## Aim
Select from the records below every line that has the word "исследования" in it.

## Data supplied

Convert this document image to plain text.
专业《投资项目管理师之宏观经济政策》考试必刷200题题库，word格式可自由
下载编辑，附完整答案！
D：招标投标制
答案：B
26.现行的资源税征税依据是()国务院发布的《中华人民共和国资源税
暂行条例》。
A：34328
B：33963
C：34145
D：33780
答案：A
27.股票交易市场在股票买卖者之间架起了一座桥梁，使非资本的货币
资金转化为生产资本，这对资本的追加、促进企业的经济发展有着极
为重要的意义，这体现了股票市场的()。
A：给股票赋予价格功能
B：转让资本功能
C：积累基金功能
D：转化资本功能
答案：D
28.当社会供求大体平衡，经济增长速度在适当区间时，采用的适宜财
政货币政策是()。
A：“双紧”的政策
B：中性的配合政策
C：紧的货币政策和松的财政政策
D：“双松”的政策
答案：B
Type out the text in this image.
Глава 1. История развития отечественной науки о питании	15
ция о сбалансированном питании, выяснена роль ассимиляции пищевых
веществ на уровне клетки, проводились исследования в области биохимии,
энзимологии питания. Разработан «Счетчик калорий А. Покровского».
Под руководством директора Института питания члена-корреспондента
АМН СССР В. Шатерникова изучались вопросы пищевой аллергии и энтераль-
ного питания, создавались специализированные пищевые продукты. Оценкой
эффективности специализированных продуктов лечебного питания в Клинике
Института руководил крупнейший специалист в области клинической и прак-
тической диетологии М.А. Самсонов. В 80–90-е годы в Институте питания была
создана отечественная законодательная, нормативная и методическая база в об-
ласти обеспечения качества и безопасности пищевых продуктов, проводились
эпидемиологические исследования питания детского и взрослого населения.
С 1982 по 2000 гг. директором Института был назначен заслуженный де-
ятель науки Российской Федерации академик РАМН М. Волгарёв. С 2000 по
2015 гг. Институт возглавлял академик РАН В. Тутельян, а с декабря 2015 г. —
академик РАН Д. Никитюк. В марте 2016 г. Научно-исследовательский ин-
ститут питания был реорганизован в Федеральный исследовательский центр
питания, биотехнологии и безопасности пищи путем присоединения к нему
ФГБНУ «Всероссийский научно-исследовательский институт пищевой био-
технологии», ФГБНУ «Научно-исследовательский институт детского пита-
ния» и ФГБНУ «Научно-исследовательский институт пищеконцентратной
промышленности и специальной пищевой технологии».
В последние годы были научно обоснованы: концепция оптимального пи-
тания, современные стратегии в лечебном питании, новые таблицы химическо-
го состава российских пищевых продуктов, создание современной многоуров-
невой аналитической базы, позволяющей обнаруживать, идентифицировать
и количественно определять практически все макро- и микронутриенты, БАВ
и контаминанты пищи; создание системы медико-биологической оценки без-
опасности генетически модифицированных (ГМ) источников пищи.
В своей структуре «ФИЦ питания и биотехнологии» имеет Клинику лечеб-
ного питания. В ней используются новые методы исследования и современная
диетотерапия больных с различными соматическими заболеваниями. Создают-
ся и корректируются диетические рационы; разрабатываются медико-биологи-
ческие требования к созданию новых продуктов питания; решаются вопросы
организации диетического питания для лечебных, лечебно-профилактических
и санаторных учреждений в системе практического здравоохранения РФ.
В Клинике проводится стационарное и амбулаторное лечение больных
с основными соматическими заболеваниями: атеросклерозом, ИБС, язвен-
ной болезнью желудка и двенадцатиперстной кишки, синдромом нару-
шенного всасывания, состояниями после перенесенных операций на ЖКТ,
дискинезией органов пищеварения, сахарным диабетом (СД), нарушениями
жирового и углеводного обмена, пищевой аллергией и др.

## Correct answer
веществ на уровне клетки, проводились исследования в области биохимии,
эпидемиологические исследования питания детского и взрослого населения.
ного питания. В ней используются новые методы исследования и современная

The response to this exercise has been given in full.